Source excerpt

┌────────

2008-05-27 Thread Maciej Stachowiak


On May 27, 2008, at 11:00 AM, Brendan Eich wrote:

What's at issue is whether and why unqualified import matters in any  
object, even the global object only, since the NAS proposal did not  
allow unqualified import even at global level, and the use-case for  
unqualified import was dismissed as not compelling.


There's really 4 separable issues:

1) Namespacing of names at global scope (via lexically scoped  
reference).

2) Unqualified import of names into global scope.
3) Namespacing of arbitrary object properties.
4) Unqualified import of namespaces for arbitrary object properties.

I would claim 1 and 2 are essential, 3 can be done by convention in  
the absence of 4 (a la the NAS proposal) and 4 is unnecessary and  
harmful to performance.


That's an interesting idea, although we use namespace  
qualification along the prototype chain all over the place in ES4,  
and for what seem like good reasons.


Other languages with successful namespacing features don't have  
such a mechanism, so I am dubious of the goodness of these ideas. I  
am concerned that the namespace lookup algorithm for object  
property access is too complicated.


Agreed, this is the big issue. I share your concern, but the  
conservative approach (esp. with reference to C++) of throwing out  
non-global open namespaces looks like an overreaction, and it may  
not save much complexity.


It could save a lot of complexity, by not requiring any first-class  
support for namespace lookup on arbitrary objects.


It makes object property lookup depend on the set of open  
namespaces, which means obj.property may compile to entirely  
different code depending on the context,


Lexical context, no dynamic open-namespaces scope.


Note I said "compile to" so I think this was clear.



and it seems likely it will slow down property lookup when multiple  
namespaces are open but static type info is missing.


It certainly could, although we think not in implementations under  
way. Opening multiple namespaces without is not free in a dynamic  
language.


Is the name lookup algorithm much simpler if namespaces are top- 
level only? Since obj.prop could end up with obj referring to the  
(or I should write "a") global object, I don't see it. Unless you're  
proposing outlawing such object references using the namespaces open  
at top-level when obj is the global object.


I would propose that unqualified import only affects lexically scoped  
lookups, not object property access, even if the object in question is  
the global object. In particular, if you are willing to say  
"global.property" instead of "property", it is not such a hardship to  
say "global.ns::property".



If the only real justification is that it's a nice generalization,  
then I do not think it is worth the performance hit.


The nice generalization followed from particular use-cases, it did  
not precede them. I cited those cases (briefly). How about being  
responsive to them?


I think many (perhaps all) of those cases either use namespaces  
gratuitously or work fine without unqualified import (and so could use  
namespaces by convention). For example it doesn't seem important to  
allow unqualified import of the meta namespace.





ES (any version) has objects as scopes, as well as prototypes.  
It's hard to keep the gander -- objects below the top level, or on  
the prototype chain -- from wanting the same sauce that the goose  
-- the global object -- is trying to hog all to itself.


Is it really? Is there any other language where namespacing of the  
global namespace has led to namespacing at the sub-object level? C+ 
+, Java and Python all get by fine without namespacing of  
individual object properties.


C++ and Java are not the right paradigms for JS/ES. Python is  
better, but Python *does* allow import in local scope.

└────────

To-do list
1. Answer these questions using the namespace discussion above:
(a) How many separable issues does the list in the namespace discussion contain?
(b) Which three languages are named as getting by without namespacing of individual object properties?
(c) What does the last line say Python allows?
2. Return the passage of the namespace discussion starting with "Is the name" and going on through "is the global object.", word for word.

Provided data
┌────────

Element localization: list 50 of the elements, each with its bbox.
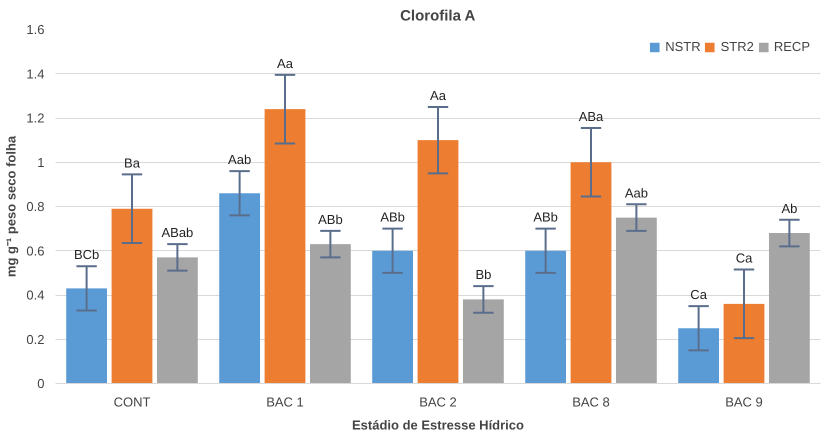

└────────

Full solutions
1.
(a) Four.
(b) C++, Java and Python.
(c) Import in local scope.

2.
Is the name lookup algorithm much simpler if namespaces are top- 
level only? Since obj.prop could end up with obj referring to the  
(or I should write "a") global object, I don't see it. Unless you're  
proposing outlawing such object references using the namespaces open  
at top-level when obj is the global object.